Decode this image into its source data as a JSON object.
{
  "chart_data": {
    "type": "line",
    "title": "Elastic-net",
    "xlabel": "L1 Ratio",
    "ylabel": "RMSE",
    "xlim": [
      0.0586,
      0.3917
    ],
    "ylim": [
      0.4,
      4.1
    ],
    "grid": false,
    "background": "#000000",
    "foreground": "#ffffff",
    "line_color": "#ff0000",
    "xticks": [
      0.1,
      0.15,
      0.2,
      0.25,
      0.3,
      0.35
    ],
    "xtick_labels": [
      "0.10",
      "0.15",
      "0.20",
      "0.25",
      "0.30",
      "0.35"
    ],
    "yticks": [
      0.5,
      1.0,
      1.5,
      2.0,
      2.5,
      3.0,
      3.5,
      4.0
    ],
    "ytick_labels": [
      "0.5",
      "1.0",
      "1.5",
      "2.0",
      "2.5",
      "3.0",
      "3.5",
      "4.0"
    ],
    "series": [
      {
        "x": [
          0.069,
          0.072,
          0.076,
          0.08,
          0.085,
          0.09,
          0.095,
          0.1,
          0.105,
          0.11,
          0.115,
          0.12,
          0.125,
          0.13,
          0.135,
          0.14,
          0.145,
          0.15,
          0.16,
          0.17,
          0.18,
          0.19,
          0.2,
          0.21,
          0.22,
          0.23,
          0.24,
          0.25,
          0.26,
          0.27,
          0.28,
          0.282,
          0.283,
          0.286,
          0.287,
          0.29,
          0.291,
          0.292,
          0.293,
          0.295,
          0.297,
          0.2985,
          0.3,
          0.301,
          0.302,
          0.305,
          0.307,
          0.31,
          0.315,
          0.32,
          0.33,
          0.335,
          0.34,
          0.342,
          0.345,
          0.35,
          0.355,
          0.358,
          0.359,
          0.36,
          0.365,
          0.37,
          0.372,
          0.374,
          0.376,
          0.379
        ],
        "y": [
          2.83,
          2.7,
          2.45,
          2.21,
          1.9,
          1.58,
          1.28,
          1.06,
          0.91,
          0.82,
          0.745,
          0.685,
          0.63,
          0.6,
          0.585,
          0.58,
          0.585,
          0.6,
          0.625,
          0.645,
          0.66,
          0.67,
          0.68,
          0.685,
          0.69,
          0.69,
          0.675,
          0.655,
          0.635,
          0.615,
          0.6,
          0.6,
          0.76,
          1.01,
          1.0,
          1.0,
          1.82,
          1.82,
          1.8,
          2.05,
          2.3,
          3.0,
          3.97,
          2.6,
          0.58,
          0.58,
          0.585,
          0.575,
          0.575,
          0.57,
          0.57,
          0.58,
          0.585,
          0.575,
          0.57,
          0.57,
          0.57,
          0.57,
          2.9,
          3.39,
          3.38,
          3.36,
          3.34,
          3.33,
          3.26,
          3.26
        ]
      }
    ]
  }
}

□ □ □ □ □

GOAL » Repeat the records above exactly.

FINISHED TASK »
Decode this image into its source data as a JSON object.
{
  "chart_data": {
    "type": "line",
    "title": "Elastic-net",
    "xlabel": "L1 Ratio",
    "ylabel": "RMSE",
    "xlim": [
      0.0586,
      0.3917
    ],
    "ylim": [
      0.4,
      4.1
    ],
    "grid": false,
    "background": "#000000",
    "foreground": "#ffffff",
    "line_color": "#ff0000",
    "xticks": [
      0.1,
      0.15,
      0.2,
      0.25,
      0.3,
      0.35
    ],
    "xtick_labels": [
      "0.10",
      "0.15",
      "0.20",
      "0.25",
      "0.30",
      "0.35"
    ],
    "yticks": [
      0.5,
      1.0,
      1.5,
      2.0,
      2.5,
      3.0,
      3.5,
      4.0
    ],
    "ytick_labels": [
      "0.5",
      "1.0",
      "1.5",
      "2.0",
      "2.5",
      "3.0",
      "3.5",
      "4.0"
    ],
    "series": [
      {
        "x": [
          0.069,
          0.072,
          0.076,
          0.08,
          0.085,
          0.09,
          0.095,
          0.1,
          0.105,
          0.11,
          0.115,
          0.12,
          0.125,
          0.13,
          0.135,
          0.14,
          0.145,
          0.15,
          0.16,
          0.17,
          0.18,
          0.19,
          0.2,
          0.21,
          0.22,
          0.23,
          0.24,
          0.25,
          0.26,
          0.27,
          0.28,
          0.282,
          0.283,
          0.286,
          0.287,
          0.29,
          0.291,
          0.292,
          0.293,
          0.295,
          0.297,
          0.2985,
          0.3,
          0.301,
          0.302,
          0.305,
          0.307,
          0.31,
          0.315,
          0.32,
          0.33,
          0.335,
          0.34,
          0.342,
          0.345,
          0.35,
          0.355,
          0.358,
          0.359,
          0.36,
          0.365,
          0.37,
          0.372,
          0.374,
          0.376,
          0.379
        ],
        "y": [
          2.83,
          2.7,
          2.45,
          2.21,
          1.9,
          1.58,
          1.28,
          1.06,
          0.91,
          0.82,
          0.745,
          0.685,
          0.63,
          0.6,
          0.585,
          0.58,
          0.585,
          0.6,
          0.625,
          0.645,
          0.66,
          0.67,
          0.68,
          0.685,
          0.69,
          0.69,
          0.675,
          0.655,
          0.635,
          0.615,
          0.6,
          0.6,
          0.76,
          1.01,
          1.0,
          1.0,
          1.82,
          1.82,
          1.8,
          2.05,
          2.3,
          3.0,
          3.97,
          2.6,
          0.58,
          0.58,
          0.585,
          0.575,
          0.575,
          0.57,
          0.57,
          0.58,
          0.585,
          0.575,
          0.57,
          0.57,
          0.57,
          0.57,
          2.9,
          3.39,
          3.38,
          3.36,
          3.34,
          3.33,
          3.26,
          3.26
        ]
      }
    ]
  }
}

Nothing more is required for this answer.